■ **Your objective**
Will you extract the entries word for word? Images should not appear in the copy.

■ **Provided records**

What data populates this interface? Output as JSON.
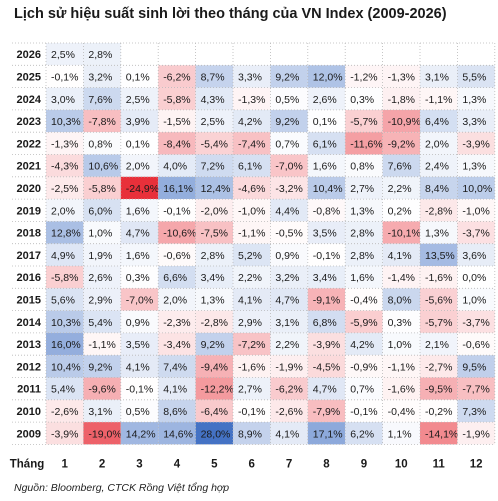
{
  "title": "Lịch sử hiệu suất sinh lời theo tháng của VN Index (2009-2026)",
  "source": "Nguồn: Bloomberg, CTCK Rồng Việt tổng hợp",
  "colors": {
    "positive_max": "#4472c4",
    "negative_max": "#e8303a",
    "neutral": "#ffffff"
  },
  "chart_data": {
    "type": "heatmap",
    "xlabel": "Tháng",
    "ylabel": "",
    "columns": [
      "1",
      "2",
      "3",
      "4",
      "5",
      "6",
      "7",
      "8",
      "9",
      "10",
      "11",
      "12"
    ],
    "rows": [
      "2026",
      "2025",
      "2024",
      "2023",
      "2022",
      "2021",
      "2020",
      "2019",
      "2018",
      "2017",
      "2016",
      "2015",
      "2014",
      "2013",
      "2012",
      "2011",
      "2010",
      "2009"
    ],
    "values": [
      [
        2.5,
        2.8,
        null,
        null,
        null,
        null,
        null,
        null,
        null,
        null,
        null,
        null
      ],
      [
        -0.1,
        3.2,
        0.1,
        -6.2,
        8.7,
        3.3,
        9.2,
        12.0,
        -1.2,
        -1.3,
        3.1,
        5.5
      ],
      [
        3.0,
        7.6,
        2.5,
        -5.8,
        4.3,
        -1.3,
        0.5,
        2.6,
        0.3,
        -1.8,
        -1.1,
        1.3
      ],
      [
        10.3,
        -7.8,
        3.9,
        -1.5,
        2.5,
        4.2,
        9.2,
        0.1,
        -5.7,
        -10.9,
        6.4,
        3.3
      ],
      [
        -1.3,
        0.8,
        0.1,
        -8.4,
        -5.4,
        -7.4,
        0.7,
        6.1,
        -11.6,
        -9.2,
        2.0,
        -3.9
      ],
      [
        -4.3,
        10.6,
        2.0,
        4.0,
        7.2,
        6.1,
        -7.0,
        1.6,
        0.8,
        7.6,
        2.4,
        1.3
      ],
      [
        -2.5,
        -5.8,
        -24.9,
        16.1,
        12.4,
        -4.6,
        -3.2,
        10.4,
        2.7,
        2.2,
        8.4,
        10.0
      ],
      [
        2.0,
        6.0,
        1.6,
        -0.1,
        -2.0,
        -1.0,
        4.4,
        -0.8,
        1.3,
        0.2,
        -2.8,
        -1.0
      ],
      [
        12.8,
        1.0,
        4.7,
        -10.6,
        -7.5,
        -1.1,
        -0.5,
        3.5,
        2.8,
        -10.1,
        1.3,
        -3.7
      ],
      [
        4.9,
        1.9,
        1.6,
        -0.6,
        2.8,
        5.2,
        0.9,
        -0.1,
        2.8,
        4.1,
        13.5,
        3.6
      ],
      [
        -5.8,
        2.6,
        0.3,
        6.6,
        3.4,
        2.2,
        3.2,
        3.4,
        1.6,
        -1.4,
        -1.6,
        0.0
      ],
      [
        5.6,
        2.9,
        -7.0,
        2.0,
        1.3,
        4.1,
        4.7,
        -9.1,
        -0.4,
        8.0,
        -5.6,
        1.0
      ],
      [
        10.3,
        5.4,
        0.9,
        -2.3,
        -2.8,
        2.9,
        3.1,
        6.8,
        -5.9,
        0.3,
        -5.7,
        -3.7
      ],
      [
        16.0,
        -1.1,
        3.5,
        -3.4,
        9.2,
        -7.2,
        2.2,
        -3.9,
        4.2,
        1.0,
        2.1,
        -0.6
      ],
      [
        10.4,
        9.2,
        4.1,
        7.4,
        -9.4,
        -1.6,
        -1.9,
        -4.5,
        -0.9,
        -1.1,
        -2.7,
        9.5
      ],
      [
        5.4,
        -9.6,
        -0.1,
        4.1,
        -12.2,
        2.7,
        -6.2,
        4.7,
        0.7,
        -1.6,
        -9.5,
        -7.7
      ],
      [
        -2.6,
        3.1,
        0.5,
        8.6,
        -6.4,
        -0.1,
        -2.6,
        -7.9,
        -0.1,
        -0.4,
        -0.2,
        7.3
      ],
      [
        -3.9,
        -19.0,
        14.2,
        14.6,
        28.0,
        8.9,
        4.1,
        17.1,
        6.2,
        1.1,
        -14.1,
        -1.9
      ]
    ]
  }
}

■ **Written response**
What data populates this interface? Output as JSON.
{
  "title": "Lịch sử hiệu suất sinh lời theo tháng của VN Index (2009-2026)",
  "source": "Nguồn: Bloomberg, CTCK Rồng Việt tổng hợp",
  "colors": {
    "positive_max": "#4472c4",
    "negative_max": "#e8303a",
    "neutral": "#ffffff"
  },
  "chart_data": {
    "type": "heatmap",
    "xlabel": "Tháng",
    "ylabel": "",
    "columns": [
      "1",
      "2",
      "3",
      "4",
      "5",
      "6",
      "7",
      "8",
      "9",
      "10",
      "11",
      "12"
    ],
    "rows": [
      "2026",
      "2025",
      "2024",
      "2023",
      "2022",
      "2021",
      "2020",
      "2019",
      "2018",
      "2017",
      "2016",
      "2015",
      "2014",
      "2013",
      "2012",
      "2011",
      "2010",
      "2009"
    ],
    "values": [
      [
        2.5,
        2.8,
        null,
        null,
        null,
        null,
        null,
        null,
        null,
        null,
        null,
        null
      ],
      [
        -0.1,
        3.2,
        0.1,
        -6.2,
        8.7,
        3.3,
        9.2,
        12.0,
        -1.2,
        -1.3,
        3.1,
        5.5
      ],
      [
        3.0,
        7.6,
        2.5,
        -5.8,
        4.3,
        -1.3,
        0.5,
        2.6,
        0.3,
        -1.8,
        -1.1,
        1.3
      ],
      [
        10.3,
        -7.8,
        3.9,
        -1.5,
        2.5,
        4.2,
        9.2,
        0.1,
        -5.7,
        -10.9,
        6.4,
        3.3
      ],
      [
        -1.3,
        0.8,
        0.1,
        -8.4,
        -5.4,
        -7.4,
        0.7,
        6.1,
        -11.6,
        -9.2,
        2.0,
        -3.9
      ],
      [
        -4.3,
        10.6,
        2.0,
        4.0,
        7.2,
        6.1,
        -7.0,
        1.6,
        0.8,
        7.6,
        2.4,
        1.3
      ],
      [
        -2.5,
        -5.8,
        -24.9,
        16.1,
        12.4,
        -4.6,
        -3.2,
        10.4,
        2.7,
        2.2,
        8.4,
        10.0
      ],
      [
        2.0,
        6.0,
        1.6,
        -0.1,
        -2.0,
        -1.0,
        4.4,
        -0.8,
        1.3,
        0.2,
        -2.8,
        -1.0
      ],
      [
        12.8,
        1.0,
        4.7,
        -10.6,
        -7.5,
        -1.1,
        -0.5,
        3.5,
        2.8,
        -10.1,
        1.3,
        -3.7
      ],
      [
        4.9,
        1.9,
        1.6,
        -0.6,
        2.8,
        5.2,
        0.9,
        -0.1,
        2.8,
        4.1,
        13.5,
        3.6
      ],
      [
        -5.8,
        2.6,
        0.3,
        6.6,
        3.4,
        2.2,
        3.2,
        3.4,
        1.6,
        -1.4,
        -1.6,
        0.0
      ],
      [
        5.6,
        2.9,
        -7.0,
        2.0,
        1.3,
        4.1,
        4.7,
        -9.1,
        -0.4,
        8.0,
        -5.6,
        1.0
      ],
      [
        10.3,
        5.4,
        0.9,
        -2.3,
        -2.8,
        2.9,
        3.1,
        6.8,
        -5.9,
        0.3,
        -5.7,
        -3.7
      ],
      [
        16.0,
        -1.1,
        3.5,
        -3.4,
        9.2,
        -7.2,
        2.2,
        -3.9,
        4.2,
        1.0,
        2.1,
        -0.6
      ],
      [
        10.4,
        9.2,
        4.1,
        7.4,
        -9.4,
        -1.6,
        -1.9,
        -4.5,
        -0.9,
        -1.1,
        -2.7,
        9.5
      ],
      [
        5.4,
        -9.6,
        -0.1,
        4.1,
        -12.2,
        2.7,
        -6.2,
        4.7,
        0.7,
        -1.6,
        -9.5,
        -7.7
      ],
      [
        -2.6,
        3.1,
        0.5,
        8.6,
        -6.4,
        -0.1,
        -2.6,
        -7.9,
        -0.1,
        -0.4,
        -0.2,
        7.3
      ],
      [
        -3.9,
        -19.0,
        14.2,
        14.6,
        28.0,
        8.9,
        4.1,
        17.1,
        6.2,
        1.1,
        -14.1,
        -1.9
      ]
    ]
  }
}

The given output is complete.